[Entries from a dataset]
(begin)
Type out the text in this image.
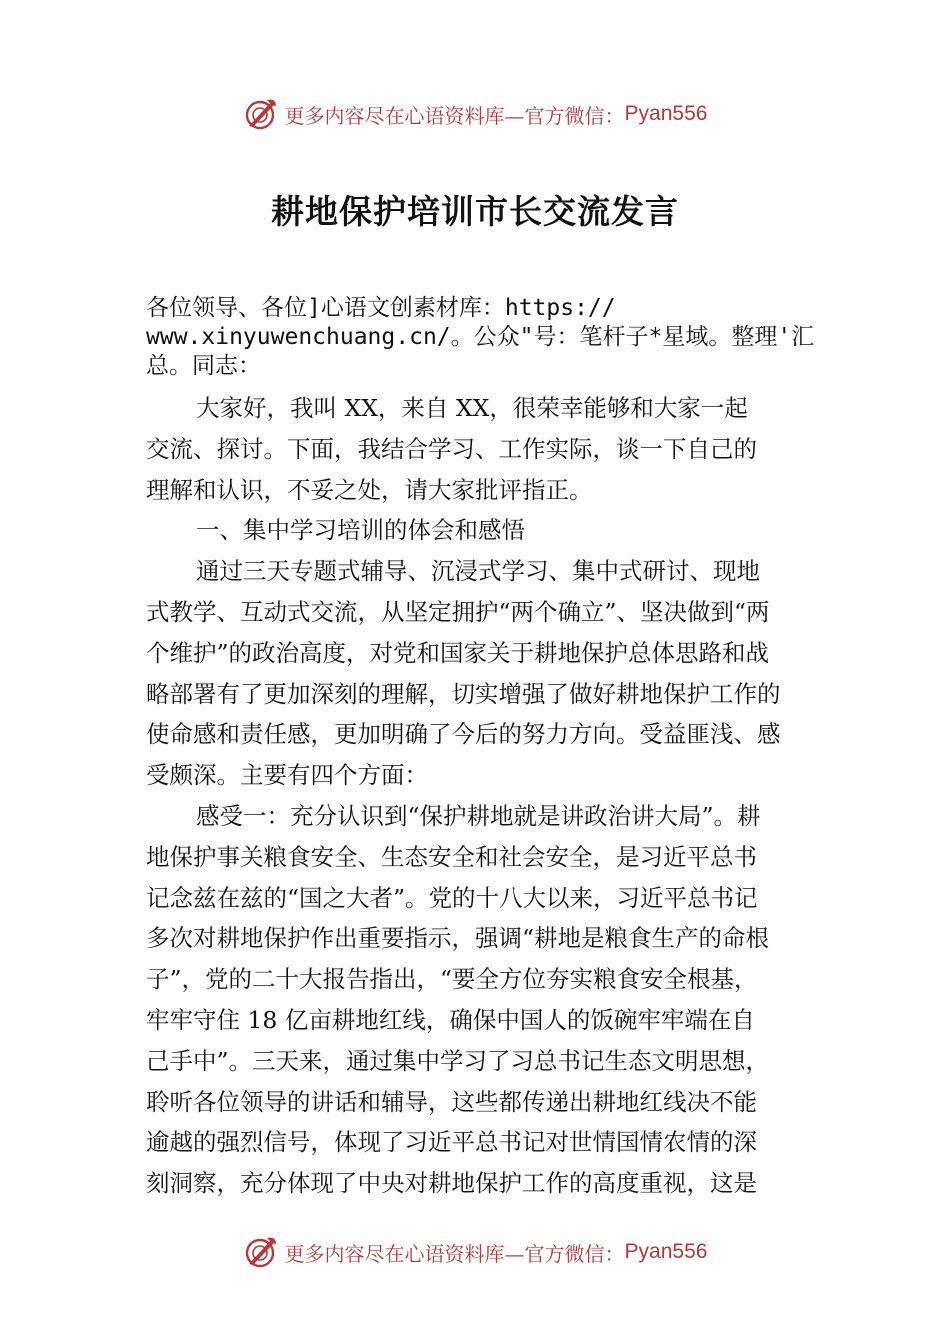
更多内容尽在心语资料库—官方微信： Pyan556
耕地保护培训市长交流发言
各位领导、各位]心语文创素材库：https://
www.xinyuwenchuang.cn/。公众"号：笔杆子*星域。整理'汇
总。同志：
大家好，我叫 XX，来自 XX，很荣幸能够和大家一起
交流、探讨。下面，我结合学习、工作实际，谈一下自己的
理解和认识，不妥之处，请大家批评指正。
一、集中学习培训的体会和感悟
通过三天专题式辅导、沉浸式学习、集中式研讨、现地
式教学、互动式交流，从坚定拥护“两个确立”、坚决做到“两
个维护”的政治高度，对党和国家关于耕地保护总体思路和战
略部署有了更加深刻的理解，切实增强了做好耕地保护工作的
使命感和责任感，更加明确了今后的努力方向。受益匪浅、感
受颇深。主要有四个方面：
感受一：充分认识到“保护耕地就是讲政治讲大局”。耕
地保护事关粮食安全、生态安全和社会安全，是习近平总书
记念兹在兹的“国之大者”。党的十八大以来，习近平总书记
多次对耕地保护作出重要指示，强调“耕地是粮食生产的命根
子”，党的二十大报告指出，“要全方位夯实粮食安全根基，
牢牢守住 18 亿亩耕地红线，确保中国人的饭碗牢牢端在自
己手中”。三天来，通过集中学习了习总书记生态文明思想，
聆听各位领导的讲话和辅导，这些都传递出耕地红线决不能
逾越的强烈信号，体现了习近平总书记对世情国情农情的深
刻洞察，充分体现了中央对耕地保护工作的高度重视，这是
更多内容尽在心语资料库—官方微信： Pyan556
(end)
(begin)
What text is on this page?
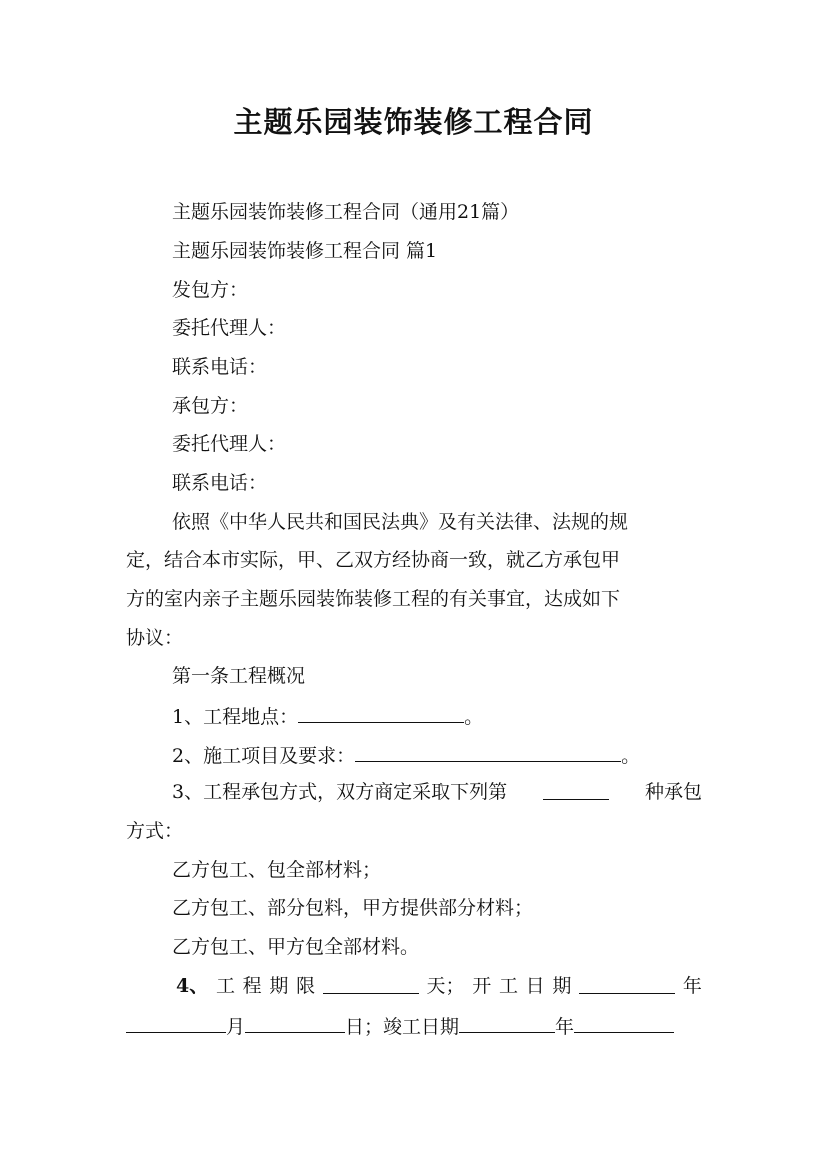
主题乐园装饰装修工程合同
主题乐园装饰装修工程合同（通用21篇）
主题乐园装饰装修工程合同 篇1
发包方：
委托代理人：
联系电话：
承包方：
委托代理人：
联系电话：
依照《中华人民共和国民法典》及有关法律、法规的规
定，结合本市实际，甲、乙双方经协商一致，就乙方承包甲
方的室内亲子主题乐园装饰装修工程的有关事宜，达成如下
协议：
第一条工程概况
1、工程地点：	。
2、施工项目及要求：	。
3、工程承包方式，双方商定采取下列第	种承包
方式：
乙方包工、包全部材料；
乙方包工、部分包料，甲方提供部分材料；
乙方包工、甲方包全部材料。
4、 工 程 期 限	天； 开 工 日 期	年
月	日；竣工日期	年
(end)
== Objective ==
Report every line in the data above in which the word "this" appears.

== Response to the task ==
Type out the text in this image.
What text is on this page?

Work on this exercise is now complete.